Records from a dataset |
=-=-=

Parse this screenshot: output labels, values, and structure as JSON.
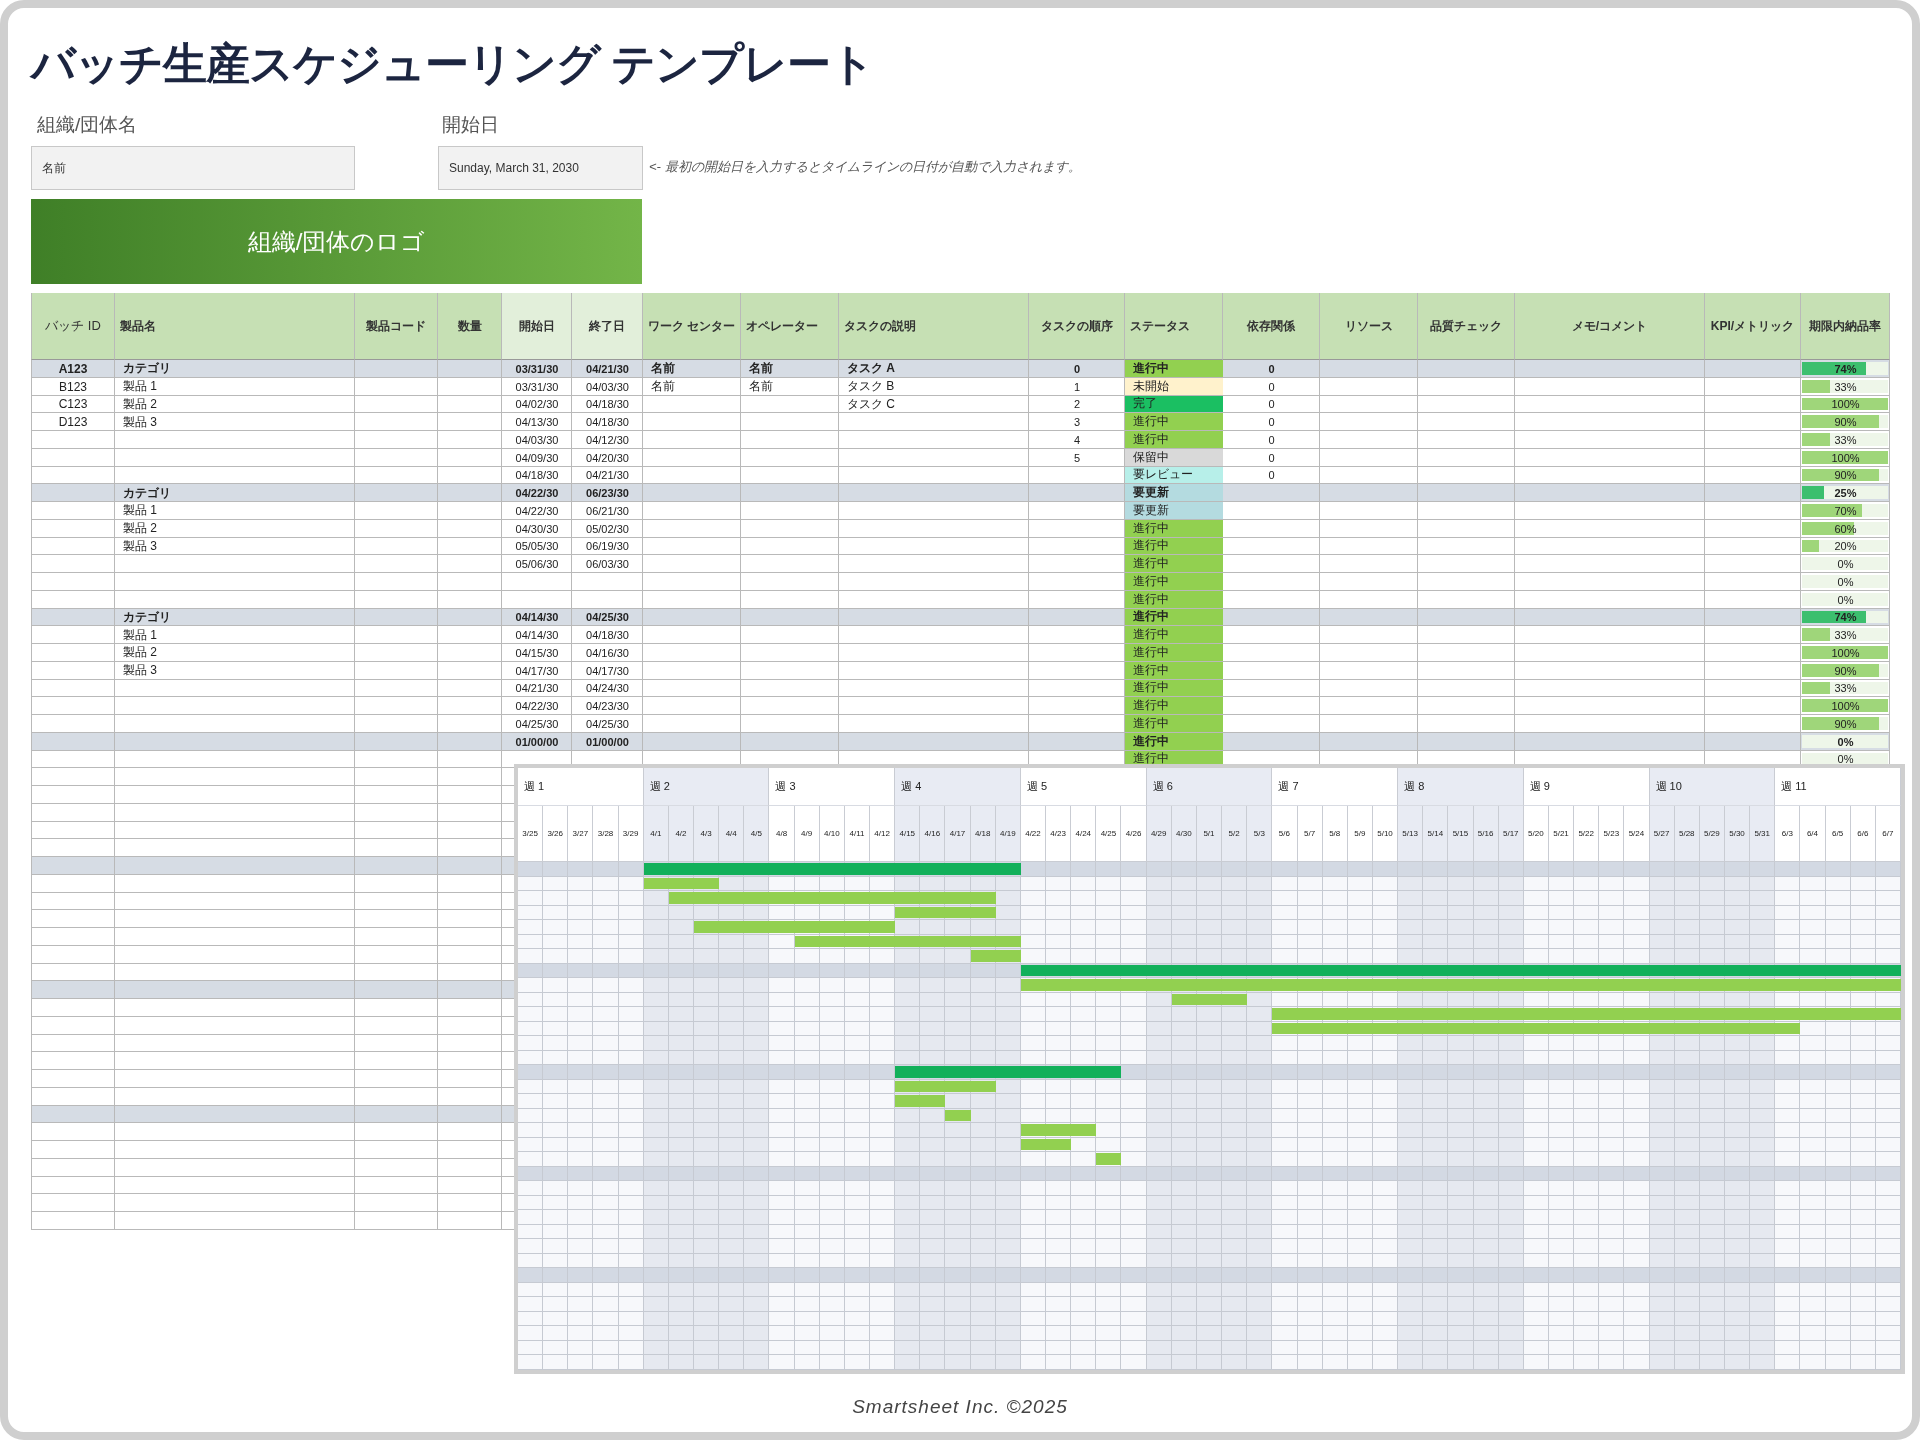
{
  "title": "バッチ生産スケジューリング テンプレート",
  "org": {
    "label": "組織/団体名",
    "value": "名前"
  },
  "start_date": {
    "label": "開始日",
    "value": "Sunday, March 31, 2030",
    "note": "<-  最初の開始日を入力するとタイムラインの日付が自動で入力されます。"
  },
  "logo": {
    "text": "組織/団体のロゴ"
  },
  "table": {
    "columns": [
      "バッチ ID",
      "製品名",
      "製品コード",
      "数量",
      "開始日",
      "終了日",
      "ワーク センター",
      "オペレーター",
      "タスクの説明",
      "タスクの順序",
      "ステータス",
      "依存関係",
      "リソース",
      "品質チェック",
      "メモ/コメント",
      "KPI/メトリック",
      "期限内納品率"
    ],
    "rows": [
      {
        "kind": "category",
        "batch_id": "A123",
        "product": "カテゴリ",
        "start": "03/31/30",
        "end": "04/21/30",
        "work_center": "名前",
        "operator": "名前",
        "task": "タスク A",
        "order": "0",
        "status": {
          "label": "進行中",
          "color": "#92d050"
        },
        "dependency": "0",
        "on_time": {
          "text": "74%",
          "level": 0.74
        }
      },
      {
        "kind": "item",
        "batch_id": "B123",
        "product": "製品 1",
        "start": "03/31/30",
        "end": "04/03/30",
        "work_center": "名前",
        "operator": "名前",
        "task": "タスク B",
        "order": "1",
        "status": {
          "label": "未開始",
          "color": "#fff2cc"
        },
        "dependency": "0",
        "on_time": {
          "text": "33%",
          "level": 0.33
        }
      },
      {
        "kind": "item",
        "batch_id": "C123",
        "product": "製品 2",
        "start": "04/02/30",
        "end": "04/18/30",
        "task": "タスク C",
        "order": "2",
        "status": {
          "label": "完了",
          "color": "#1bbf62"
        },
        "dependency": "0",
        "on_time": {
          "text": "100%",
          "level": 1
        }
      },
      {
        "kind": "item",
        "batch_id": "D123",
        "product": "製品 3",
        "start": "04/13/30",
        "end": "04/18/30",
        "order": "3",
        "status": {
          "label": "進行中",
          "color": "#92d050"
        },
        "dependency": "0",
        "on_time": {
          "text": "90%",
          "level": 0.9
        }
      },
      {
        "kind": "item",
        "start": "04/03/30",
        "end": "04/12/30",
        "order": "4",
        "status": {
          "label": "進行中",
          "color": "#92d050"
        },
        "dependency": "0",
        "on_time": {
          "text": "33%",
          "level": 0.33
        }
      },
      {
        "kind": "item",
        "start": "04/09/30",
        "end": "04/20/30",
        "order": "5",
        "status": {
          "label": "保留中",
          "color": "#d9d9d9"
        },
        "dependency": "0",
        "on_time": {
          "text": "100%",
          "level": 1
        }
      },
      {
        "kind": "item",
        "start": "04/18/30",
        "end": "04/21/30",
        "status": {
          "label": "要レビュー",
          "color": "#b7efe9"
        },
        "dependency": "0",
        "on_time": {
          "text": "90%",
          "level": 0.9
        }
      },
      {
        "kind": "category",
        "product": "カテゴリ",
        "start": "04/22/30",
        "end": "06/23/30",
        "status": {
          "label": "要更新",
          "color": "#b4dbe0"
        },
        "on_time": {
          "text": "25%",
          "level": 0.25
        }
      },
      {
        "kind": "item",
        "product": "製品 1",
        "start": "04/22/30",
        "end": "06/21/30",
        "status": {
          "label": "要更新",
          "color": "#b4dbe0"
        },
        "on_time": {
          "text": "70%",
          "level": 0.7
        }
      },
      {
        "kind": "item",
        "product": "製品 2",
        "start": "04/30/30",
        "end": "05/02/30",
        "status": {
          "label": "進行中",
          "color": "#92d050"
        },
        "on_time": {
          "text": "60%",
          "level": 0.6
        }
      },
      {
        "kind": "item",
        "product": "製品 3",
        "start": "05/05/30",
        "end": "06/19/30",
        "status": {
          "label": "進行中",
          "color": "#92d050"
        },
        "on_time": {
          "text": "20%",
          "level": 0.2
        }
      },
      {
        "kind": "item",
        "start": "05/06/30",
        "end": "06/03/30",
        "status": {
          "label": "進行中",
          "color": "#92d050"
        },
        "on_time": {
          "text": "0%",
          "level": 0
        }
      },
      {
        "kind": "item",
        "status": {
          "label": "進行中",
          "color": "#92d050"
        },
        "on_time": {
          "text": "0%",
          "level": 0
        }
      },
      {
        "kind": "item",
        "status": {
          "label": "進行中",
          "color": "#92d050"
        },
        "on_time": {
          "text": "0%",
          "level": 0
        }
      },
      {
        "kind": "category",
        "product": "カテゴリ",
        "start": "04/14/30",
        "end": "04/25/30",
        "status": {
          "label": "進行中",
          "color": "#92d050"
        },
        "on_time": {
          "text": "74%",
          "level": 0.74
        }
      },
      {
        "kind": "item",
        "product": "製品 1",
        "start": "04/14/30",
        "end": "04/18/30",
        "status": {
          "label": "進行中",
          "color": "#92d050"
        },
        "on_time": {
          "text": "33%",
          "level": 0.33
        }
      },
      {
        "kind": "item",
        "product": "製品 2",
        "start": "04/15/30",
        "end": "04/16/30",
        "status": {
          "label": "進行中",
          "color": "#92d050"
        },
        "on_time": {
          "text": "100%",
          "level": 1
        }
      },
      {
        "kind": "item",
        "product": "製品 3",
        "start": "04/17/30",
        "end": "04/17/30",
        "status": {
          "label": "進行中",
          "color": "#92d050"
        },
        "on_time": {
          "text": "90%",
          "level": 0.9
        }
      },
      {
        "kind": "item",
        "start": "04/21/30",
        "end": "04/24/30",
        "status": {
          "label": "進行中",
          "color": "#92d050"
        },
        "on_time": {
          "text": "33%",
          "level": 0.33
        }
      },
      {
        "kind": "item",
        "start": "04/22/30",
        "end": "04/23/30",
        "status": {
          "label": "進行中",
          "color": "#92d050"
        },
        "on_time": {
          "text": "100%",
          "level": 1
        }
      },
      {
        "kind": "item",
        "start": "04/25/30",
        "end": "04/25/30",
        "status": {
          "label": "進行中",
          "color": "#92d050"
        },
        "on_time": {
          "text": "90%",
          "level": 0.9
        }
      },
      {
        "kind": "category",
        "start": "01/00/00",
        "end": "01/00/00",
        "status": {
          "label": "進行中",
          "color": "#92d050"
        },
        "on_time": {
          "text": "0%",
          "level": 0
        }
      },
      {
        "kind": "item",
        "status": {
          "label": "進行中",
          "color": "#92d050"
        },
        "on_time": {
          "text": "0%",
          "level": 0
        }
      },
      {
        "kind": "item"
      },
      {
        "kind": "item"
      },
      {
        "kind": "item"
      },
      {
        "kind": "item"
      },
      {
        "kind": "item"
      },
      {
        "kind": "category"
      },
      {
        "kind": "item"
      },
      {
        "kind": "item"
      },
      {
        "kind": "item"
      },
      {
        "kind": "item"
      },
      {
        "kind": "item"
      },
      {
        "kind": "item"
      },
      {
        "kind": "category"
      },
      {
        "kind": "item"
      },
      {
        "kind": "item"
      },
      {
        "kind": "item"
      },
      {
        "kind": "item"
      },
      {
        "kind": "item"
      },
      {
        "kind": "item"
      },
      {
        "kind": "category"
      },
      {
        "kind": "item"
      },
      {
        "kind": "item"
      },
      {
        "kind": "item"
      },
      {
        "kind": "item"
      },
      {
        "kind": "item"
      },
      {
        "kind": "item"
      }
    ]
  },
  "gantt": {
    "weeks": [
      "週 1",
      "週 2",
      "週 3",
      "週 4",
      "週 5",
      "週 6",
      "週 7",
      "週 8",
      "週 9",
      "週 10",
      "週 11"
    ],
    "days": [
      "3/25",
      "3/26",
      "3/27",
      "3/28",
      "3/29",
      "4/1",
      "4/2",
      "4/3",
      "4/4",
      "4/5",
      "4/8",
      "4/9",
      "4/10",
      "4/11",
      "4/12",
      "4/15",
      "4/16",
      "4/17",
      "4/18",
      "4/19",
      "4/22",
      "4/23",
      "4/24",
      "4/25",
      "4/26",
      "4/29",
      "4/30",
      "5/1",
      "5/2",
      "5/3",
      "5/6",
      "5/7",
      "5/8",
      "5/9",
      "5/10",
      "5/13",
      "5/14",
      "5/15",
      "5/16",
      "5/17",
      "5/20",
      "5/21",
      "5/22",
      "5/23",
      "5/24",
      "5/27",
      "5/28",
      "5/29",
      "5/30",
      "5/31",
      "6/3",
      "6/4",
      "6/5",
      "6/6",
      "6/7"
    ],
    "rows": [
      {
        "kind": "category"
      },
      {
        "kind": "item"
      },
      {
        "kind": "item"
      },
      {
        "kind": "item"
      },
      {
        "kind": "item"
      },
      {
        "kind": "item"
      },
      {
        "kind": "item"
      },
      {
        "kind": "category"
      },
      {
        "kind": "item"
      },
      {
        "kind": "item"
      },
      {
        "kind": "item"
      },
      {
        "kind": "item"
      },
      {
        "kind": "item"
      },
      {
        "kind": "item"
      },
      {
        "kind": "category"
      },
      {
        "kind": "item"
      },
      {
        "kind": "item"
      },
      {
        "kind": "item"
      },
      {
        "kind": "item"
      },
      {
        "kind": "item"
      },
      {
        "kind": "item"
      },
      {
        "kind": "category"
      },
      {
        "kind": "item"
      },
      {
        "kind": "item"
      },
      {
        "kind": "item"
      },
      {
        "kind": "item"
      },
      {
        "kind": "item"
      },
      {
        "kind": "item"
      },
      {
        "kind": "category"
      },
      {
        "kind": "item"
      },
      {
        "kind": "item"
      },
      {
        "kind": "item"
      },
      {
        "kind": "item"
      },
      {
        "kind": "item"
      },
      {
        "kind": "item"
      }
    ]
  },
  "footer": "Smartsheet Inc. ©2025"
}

=-=-=

Task directions | Return each line of the listing that holds the string "order".

Full solution |
        "order": "0",
        "order": "1",
        "order": "2",
        "order": "3",
        "order": "4",
        "order": "5",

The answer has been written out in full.